[Entries from a dataset]
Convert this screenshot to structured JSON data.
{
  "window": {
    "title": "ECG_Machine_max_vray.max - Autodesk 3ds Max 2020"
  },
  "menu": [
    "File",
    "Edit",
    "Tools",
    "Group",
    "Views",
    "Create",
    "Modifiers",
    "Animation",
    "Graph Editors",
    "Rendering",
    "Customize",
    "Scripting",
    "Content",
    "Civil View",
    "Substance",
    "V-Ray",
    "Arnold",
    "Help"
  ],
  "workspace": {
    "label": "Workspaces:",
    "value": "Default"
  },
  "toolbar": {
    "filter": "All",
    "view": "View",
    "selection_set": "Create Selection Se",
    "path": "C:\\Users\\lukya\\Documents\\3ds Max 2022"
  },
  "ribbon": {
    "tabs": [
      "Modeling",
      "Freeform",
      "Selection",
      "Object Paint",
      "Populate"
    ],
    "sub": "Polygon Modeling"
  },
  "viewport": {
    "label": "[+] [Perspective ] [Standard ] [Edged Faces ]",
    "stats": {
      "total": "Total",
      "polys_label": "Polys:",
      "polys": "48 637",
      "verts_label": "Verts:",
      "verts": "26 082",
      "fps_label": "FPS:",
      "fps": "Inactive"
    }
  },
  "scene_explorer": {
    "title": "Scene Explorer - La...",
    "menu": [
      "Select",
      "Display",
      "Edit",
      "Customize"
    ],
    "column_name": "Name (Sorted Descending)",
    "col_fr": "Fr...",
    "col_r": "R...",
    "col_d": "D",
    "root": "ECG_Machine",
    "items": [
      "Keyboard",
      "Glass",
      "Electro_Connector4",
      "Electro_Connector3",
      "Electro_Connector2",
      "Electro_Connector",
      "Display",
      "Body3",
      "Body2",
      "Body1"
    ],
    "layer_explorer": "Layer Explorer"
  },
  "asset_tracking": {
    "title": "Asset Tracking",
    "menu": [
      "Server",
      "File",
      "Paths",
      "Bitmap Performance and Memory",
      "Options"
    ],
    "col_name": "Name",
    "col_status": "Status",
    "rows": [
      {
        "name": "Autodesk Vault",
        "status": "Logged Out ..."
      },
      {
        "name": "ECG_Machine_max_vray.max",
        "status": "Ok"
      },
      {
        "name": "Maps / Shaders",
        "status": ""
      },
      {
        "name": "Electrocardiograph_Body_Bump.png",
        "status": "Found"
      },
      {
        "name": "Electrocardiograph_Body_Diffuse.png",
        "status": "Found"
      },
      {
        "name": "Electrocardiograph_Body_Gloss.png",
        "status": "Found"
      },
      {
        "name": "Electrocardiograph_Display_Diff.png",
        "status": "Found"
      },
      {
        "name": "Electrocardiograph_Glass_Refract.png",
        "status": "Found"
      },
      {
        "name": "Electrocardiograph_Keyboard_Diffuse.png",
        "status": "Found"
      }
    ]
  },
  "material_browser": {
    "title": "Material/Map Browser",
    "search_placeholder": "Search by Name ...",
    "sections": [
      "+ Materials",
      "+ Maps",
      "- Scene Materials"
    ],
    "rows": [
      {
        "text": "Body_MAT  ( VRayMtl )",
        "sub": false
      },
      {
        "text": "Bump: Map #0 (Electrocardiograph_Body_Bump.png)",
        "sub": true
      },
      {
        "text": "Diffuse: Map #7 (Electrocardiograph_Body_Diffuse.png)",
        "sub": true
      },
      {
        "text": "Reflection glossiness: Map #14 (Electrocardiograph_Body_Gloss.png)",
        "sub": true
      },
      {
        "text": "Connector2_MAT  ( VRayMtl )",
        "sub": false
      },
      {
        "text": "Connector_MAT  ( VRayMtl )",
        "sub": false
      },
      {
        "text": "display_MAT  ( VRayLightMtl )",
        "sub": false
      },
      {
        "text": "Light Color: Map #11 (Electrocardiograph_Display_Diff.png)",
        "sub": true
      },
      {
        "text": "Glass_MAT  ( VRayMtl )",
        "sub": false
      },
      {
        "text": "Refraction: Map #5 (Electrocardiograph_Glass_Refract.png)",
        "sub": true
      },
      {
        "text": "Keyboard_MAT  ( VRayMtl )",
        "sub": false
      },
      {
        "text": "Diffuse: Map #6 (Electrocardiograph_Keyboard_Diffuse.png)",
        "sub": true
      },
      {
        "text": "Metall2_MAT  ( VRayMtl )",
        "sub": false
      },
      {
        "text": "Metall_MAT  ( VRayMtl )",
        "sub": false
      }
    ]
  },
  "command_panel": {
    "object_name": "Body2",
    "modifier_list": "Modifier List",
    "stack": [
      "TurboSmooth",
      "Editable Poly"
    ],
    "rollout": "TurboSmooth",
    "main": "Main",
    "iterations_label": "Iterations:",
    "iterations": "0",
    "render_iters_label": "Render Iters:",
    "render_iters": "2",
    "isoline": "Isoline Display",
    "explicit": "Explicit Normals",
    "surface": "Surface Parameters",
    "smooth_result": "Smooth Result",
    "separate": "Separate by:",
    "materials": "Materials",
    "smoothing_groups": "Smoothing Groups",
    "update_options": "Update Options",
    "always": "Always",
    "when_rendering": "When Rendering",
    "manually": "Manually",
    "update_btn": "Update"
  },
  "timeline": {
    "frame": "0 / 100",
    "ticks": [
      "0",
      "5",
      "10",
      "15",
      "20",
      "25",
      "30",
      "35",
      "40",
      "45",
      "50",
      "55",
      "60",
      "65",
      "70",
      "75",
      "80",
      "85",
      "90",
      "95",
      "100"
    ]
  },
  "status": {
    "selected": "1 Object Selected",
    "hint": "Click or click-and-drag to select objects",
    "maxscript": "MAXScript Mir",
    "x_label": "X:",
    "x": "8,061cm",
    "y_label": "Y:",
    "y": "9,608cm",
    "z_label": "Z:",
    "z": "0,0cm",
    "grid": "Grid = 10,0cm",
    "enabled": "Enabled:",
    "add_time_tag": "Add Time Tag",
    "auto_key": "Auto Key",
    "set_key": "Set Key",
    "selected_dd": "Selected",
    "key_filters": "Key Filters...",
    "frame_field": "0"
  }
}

- **What you need to do**
Return every record, word for word.

- **Expected answer**
Convert this screenshot to structured JSON data.
{
  "window": {
    "title": "ECG_Machine_max_vray.max - Autodesk 3ds Max 2020"
  },
  "menu": [
    "File",
    "Edit",
    "Tools",
    "Group",
    "Views",
    "Create",
    "Modifiers",
    "Animation",
    "Graph Editors",
    "Rendering",
    "Customize",
    "Scripting",
    "Content",
    "Civil View",
    "Substance",
    "V-Ray",
    "Arnold",
    "Help"
  ],
  "workspace": {
    "label": "Workspaces:",
    "value": "Default"
  },
  "toolbar": {
    "filter": "All",
    "view": "View",
    "selection_set": "Create Selection Se",
    "path": "C:\\Users\\lukya\\Documents\\3ds Max 2022"
  },
  "ribbon": {
    "tabs": [
      "Modeling",
      "Freeform",
      "Selection",
      "Object Paint",
      "Populate"
    ],
    "sub": "Polygon Modeling"
  },
  "viewport": {
    "label": "[+] [Perspective ] [Standard ] [Edged Faces ]",
    "stats": {
      "total": "Total",
      "polys_label": "Polys:",
      "polys": "48 637",
      "verts_label": "Verts:",
      "verts": "26 082",
      "fps_label": "FPS:",
      "fps": "Inactive"
    }
  },
  "scene_explorer": {
    "title": "Scene Explorer - La...",
    "menu": [
      "Select",
      "Display",
      "Edit",
      "Customize"
    ],
    "column_name": "Name (Sorted Descending)",
    "col_fr": "Fr...",
    "col_r": "R...",
    "col_d": "D",
    "root": "ECG_Machine",
    "items": [
      "Keyboard",
      "Glass",
      "Electro_Connector4",
      "Electro_Connector3",
      "Electro_Connector2",
      "Electro_Connector",
      "Display",
      "Body3",
      "Body2",
      "Body1"
    ],
    "layer_explorer": "Layer Explorer"
  },
  "asset_tracking": {
    "title": "Asset Tracking",
    "menu": [
      "Server",
      "File",
      "Paths",
      "Bitmap Performance and Memory",
      "Options"
    ],
    "col_name": "Name",
    "col_status": "Status",
    "rows": [
      {
        "name": "Autodesk Vault",
        "status": "Logged Out ..."
      },
      {
        "name": "ECG_Machine_max_vray.max",
        "status": "Ok"
      },
      {
        "name": "Maps / Shaders",
        "status": ""
      },
      {
        "name": "Electrocardiograph_Body_Bump.png",
        "status": "Found"
      },
      {
        "name": "Electrocardiograph_Body_Diffuse.png",
        "status": "Found"
      },
      {
        "name": "Electrocardiograph_Body_Gloss.png",
        "status": "Found"
      },
      {
        "name": "Electrocardiograph_Display_Diff.png",
        "status": "Found"
      },
      {
        "name": "Electrocardiograph_Glass_Refract.png",
        "status": "Found"
      },
      {
        "name": "Electrocardiograph_Keyboard_Diffuse.png",
        "status": "Found"
      }
    ]
  },
  "material_browser": {
    "title": "Material/Map Browser",
    "search_placeholder": "Search by Name ...",
    "sections": [
      "+ Materials",
      "+ Maps",
      "- Scene Materials"
    ],
    "rows": [
      {
        "text": "Body_MAT  ( VRayMtl )",
        "sub": false
      },
      {
        "text": "Bump: Map #0 (Electrocardiograph_Body_Bump.png)",
        "sub": true
      },
      {
        "text": "Diffuse: Map #7 (Electrocardiograph_Body_Diffuse.png)",
        "sub": true
      },
      {
        "text": "Reflection glossiness: Map #14 (Electrocardiograph_Body_Gloss.png)",
        "sub": true
      },
      {
        "text": "Connector2_MAT  ( VRayMtl )",
        "sub": false
      },
      {
        "text": "Connector_MAT  ( VRayMtl )",
        "sub": false
      },
      {
        "text": "display_MAT  ( VRayLightMtl )",
        "sub": false
      },
      {
        "text": "Light Color: Map #11 (Electrocardiograph_Display_Diff.png)",
        "sub": true
      },
      {
        "text": "Glass_MAT  ( VRayMtl )",
        "sub": false
      },
      {
        "text": "Refraction: Map #5 (Electrocardiograph_Glass_Refract.png)",
        "sub": true
      },
      {
        "text": "Keyboard_MAT  ( VRayMtl )",
        "sub": false
      },
      {
        "text": "Diffuse: Map #6 (Electrocardiograph_Keyboard_Diffuse.png)",
        "sub": true
      },
      {
        "text": "Metall2_MAT  ( VRayMtl )",
        "sub": false
      },
      {
        "text": "Metall_MAT  ( VRayMtl )",
        "sub": false
      }
    ]
  },
  "command_panel": {
    "object_name": "Body2",
    "modifier_list": "Modifier List",
    "stack": [
      "TurboSmooth",
      "Editable Poly"
    ],
    "rollout": "TurboSmooth",
    "main": "Main",
    "iterations_label": "Iterations:",
    "iterations": "0",
    "render_iters_label": "Render Iters:",
    "render_iters": "2",
    "isoline": "Isoline Display",
    "explicit": "Explicit Normals",
    "surface": "Surface Parameters",
    "smooth_result": "Smooth Result",
    "separate": "Separate by:",
    "materials": "Materials",
    "smoothing_groups": "Smoothing Groups",
    "update_options": "Update Options",
    "always": "Always",
    "when_rendering": "When Rendering",
    "manually": "Manually",
    "update_btn": "Update"
  },
  "timeline": {
    "frame": "0 / 100",
    "ticks": [
      "0",
      "5",
      "10",
      "15",
      "20",
      "25",
      "30",
      "35",
      "40",
      "45",
      "50",
      "55",
      "60",
      "65",
      "70",
      "75",
      "80",
      "85",
      "90",
      "95",
      "100"
    ]
  },
  "status": {
    "selected": "1 Object Selected",
    "hint": "Click or click-and-drag to select objects",
    "maxscript": "MAXScript Mir",
    "x_label": "X:",
    "x": "8,061cm",
    "y_label": "Y:",
    "y": "9,608cm",
    "z_label": "Z:",
    "z": "0,0cm",
    "grid": "Grid = 10,0cm",
    "enabled": "Enabled:",
    "add_time_tag": "Add Time Tag",
    "auto_key": "Auto Key",
    "set_key": "Set Key",
    "selected_dd": "Selected",
    "key_filters": "Key Filters...",
    "frame_field": "0"
  }
}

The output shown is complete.